# EXERCISE OBJECTIVE
Go through the listing below and gather every line with the word "JSON".

· · ·

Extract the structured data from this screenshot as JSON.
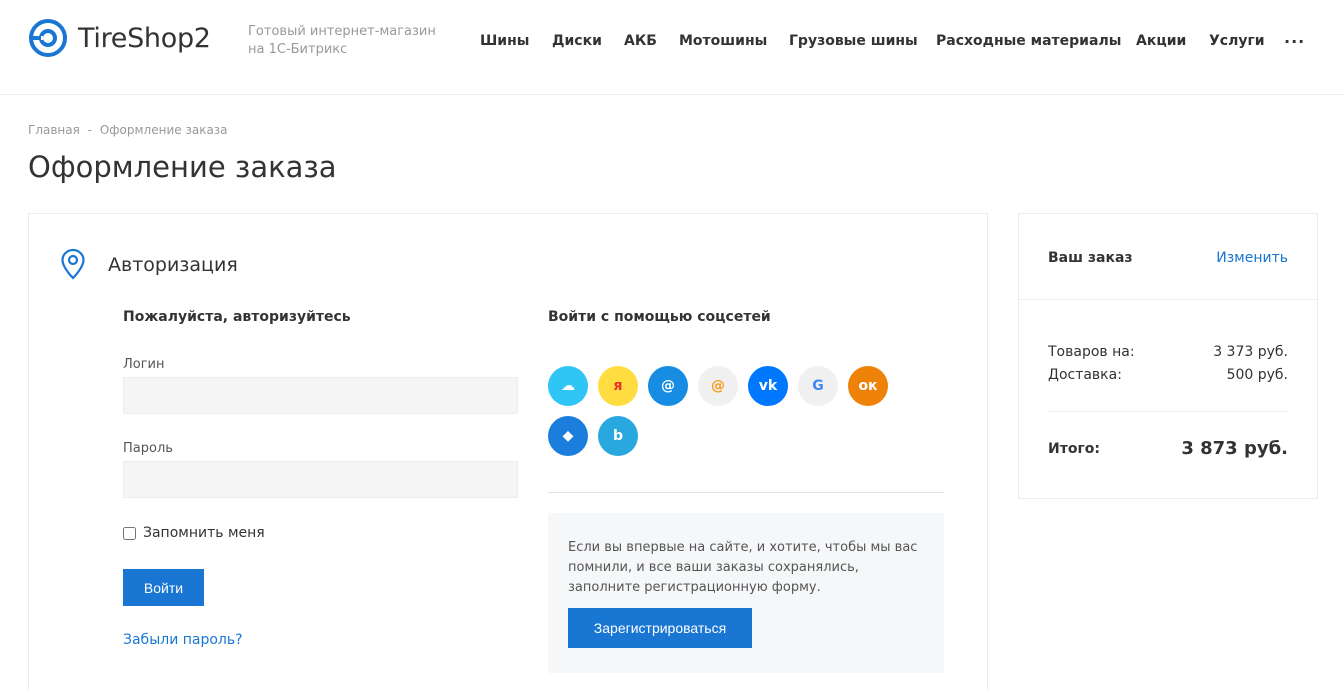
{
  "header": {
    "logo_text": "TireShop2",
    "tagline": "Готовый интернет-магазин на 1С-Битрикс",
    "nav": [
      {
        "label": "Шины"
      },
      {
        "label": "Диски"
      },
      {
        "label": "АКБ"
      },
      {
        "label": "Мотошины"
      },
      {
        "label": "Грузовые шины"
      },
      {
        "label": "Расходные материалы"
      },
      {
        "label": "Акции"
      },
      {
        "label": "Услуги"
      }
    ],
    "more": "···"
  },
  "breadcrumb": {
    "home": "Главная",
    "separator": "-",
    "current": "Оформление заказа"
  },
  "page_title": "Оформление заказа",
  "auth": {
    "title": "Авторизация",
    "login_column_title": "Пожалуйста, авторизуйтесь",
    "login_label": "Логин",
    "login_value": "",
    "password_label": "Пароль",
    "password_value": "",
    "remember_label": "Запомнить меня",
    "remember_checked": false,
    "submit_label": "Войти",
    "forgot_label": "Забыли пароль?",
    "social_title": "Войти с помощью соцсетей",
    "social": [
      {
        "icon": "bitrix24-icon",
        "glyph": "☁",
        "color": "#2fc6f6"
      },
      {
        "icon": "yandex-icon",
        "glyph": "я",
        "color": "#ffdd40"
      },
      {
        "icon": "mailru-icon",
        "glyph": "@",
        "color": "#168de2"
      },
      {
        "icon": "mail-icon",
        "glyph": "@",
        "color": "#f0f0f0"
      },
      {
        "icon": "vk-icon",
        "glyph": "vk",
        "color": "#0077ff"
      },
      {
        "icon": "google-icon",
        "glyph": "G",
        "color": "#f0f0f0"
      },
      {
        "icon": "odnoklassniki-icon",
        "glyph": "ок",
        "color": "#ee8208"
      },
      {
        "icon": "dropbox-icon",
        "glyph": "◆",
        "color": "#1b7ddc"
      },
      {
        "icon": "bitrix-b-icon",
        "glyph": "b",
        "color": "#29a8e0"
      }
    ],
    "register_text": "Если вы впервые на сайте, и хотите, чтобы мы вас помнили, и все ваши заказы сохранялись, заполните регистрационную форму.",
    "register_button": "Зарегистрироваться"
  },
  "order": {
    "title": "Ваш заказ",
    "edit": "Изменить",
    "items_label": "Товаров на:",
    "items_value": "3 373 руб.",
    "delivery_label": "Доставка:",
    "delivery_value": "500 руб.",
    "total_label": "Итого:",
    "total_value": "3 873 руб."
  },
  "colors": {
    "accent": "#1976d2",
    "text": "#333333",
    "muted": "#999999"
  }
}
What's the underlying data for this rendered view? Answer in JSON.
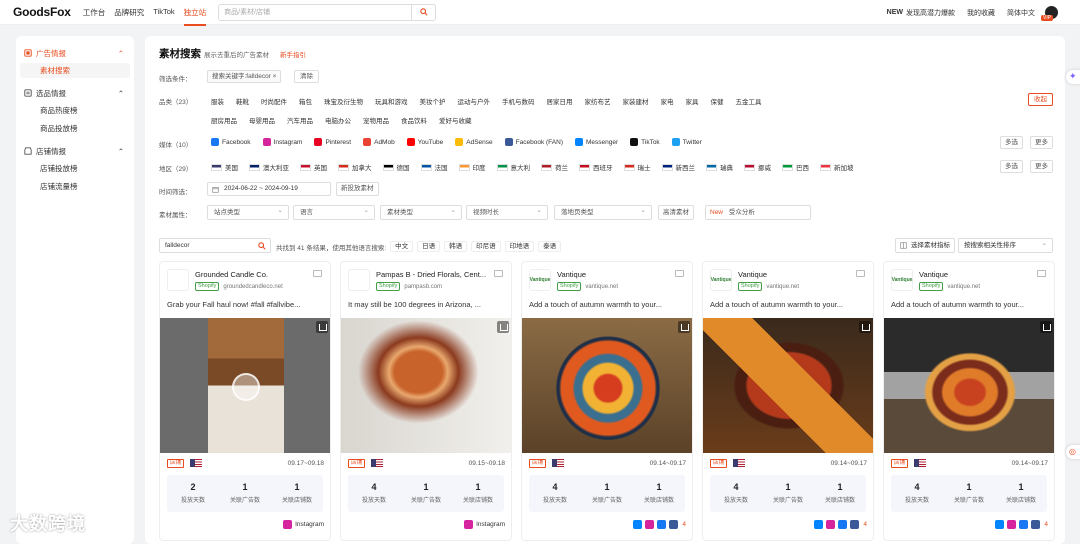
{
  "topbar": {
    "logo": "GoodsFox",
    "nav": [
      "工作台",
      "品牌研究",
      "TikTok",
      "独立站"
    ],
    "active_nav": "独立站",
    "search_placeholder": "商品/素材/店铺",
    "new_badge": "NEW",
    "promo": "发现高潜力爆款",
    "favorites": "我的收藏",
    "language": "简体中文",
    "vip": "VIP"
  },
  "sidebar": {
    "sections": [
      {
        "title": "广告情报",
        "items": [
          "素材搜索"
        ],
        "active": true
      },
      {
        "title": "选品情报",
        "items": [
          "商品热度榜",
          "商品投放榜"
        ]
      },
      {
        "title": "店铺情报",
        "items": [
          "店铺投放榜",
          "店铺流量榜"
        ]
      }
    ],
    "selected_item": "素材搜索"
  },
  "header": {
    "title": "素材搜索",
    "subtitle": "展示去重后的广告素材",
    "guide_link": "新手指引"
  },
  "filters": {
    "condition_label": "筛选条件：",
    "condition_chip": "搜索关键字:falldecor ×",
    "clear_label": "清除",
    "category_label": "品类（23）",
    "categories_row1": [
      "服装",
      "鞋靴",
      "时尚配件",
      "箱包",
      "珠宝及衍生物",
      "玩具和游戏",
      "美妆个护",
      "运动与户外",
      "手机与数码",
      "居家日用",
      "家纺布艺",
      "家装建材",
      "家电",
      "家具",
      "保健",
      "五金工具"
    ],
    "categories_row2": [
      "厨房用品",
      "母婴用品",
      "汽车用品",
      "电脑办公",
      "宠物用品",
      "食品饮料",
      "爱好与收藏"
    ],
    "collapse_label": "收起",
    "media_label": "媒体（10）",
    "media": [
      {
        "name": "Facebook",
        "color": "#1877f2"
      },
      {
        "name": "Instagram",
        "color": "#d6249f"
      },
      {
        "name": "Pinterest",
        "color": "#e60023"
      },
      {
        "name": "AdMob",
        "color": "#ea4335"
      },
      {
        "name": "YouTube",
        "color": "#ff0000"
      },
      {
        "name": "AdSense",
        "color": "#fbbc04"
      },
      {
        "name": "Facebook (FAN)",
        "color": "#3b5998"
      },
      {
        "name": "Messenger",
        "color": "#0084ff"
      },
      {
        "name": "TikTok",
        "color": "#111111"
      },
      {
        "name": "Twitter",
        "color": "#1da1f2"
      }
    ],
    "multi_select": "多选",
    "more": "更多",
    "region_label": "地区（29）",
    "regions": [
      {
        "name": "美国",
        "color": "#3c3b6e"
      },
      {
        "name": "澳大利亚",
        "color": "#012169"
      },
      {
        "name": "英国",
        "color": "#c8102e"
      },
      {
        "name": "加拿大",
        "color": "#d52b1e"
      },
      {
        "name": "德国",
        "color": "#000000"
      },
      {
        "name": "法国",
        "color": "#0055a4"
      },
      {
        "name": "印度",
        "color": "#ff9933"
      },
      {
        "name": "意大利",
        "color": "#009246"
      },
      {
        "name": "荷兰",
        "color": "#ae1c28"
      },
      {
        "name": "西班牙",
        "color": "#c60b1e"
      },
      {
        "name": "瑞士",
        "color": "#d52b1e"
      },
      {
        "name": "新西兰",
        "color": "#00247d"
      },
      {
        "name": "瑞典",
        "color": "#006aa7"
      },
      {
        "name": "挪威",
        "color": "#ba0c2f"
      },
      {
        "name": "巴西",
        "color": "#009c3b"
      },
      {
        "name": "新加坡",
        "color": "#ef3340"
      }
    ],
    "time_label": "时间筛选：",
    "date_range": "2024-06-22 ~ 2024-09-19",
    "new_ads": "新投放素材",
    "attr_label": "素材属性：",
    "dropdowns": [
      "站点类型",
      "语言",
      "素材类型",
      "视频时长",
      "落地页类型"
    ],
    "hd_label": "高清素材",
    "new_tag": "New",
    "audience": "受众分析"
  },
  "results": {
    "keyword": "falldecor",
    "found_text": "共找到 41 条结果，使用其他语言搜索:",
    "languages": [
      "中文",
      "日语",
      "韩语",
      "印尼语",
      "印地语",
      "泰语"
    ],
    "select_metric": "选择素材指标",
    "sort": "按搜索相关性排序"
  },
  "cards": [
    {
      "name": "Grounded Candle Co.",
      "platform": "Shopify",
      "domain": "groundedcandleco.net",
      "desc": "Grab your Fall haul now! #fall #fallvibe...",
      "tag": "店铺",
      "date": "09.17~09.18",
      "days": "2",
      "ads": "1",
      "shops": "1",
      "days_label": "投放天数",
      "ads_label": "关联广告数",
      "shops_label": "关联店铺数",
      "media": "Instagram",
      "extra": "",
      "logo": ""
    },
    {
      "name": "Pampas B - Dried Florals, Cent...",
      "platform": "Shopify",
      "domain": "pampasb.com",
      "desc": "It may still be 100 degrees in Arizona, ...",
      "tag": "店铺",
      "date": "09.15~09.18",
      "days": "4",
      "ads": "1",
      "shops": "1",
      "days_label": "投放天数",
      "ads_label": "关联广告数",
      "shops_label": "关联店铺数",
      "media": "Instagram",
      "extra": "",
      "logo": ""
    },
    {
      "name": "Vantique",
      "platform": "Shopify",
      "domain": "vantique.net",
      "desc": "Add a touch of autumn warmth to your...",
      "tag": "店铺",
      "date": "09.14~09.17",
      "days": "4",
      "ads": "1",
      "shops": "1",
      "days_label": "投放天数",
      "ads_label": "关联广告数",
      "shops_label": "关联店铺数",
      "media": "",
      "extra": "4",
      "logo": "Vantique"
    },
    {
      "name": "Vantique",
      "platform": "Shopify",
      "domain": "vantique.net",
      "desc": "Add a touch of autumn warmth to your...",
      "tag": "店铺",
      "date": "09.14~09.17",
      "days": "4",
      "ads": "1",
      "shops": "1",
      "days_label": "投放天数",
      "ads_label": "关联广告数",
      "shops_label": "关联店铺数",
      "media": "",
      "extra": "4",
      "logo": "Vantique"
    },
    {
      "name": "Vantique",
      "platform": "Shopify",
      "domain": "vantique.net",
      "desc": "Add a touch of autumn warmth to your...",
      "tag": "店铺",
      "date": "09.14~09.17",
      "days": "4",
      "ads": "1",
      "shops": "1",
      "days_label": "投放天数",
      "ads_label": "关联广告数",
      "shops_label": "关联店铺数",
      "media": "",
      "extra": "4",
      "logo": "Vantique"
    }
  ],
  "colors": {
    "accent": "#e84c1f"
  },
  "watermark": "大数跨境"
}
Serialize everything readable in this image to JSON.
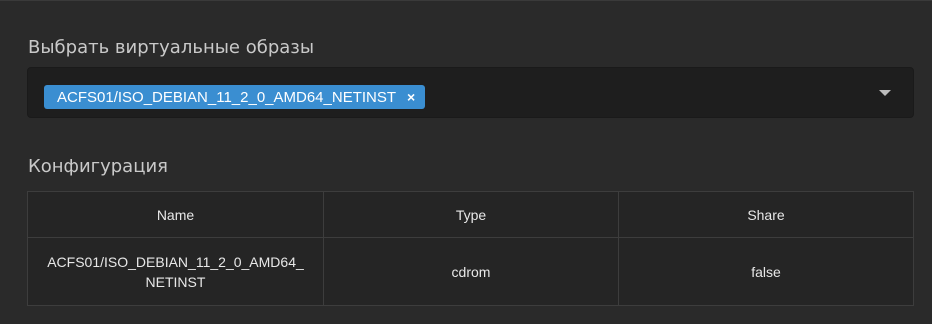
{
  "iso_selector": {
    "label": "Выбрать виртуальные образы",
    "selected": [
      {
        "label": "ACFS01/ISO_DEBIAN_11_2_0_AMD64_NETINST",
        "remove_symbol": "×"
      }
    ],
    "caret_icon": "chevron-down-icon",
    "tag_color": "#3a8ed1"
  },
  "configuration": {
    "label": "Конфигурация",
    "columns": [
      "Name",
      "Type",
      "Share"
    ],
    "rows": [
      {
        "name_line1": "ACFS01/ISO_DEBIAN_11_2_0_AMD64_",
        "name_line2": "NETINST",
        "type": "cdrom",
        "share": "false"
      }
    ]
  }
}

· · ·

# ANSWER FOR THIS EXERCISE
Extract the structured data from this screenshot as JSON.
What's the underlying data for this rendered view? Answer in JSON.
Serialize everything readable in this image to JSON.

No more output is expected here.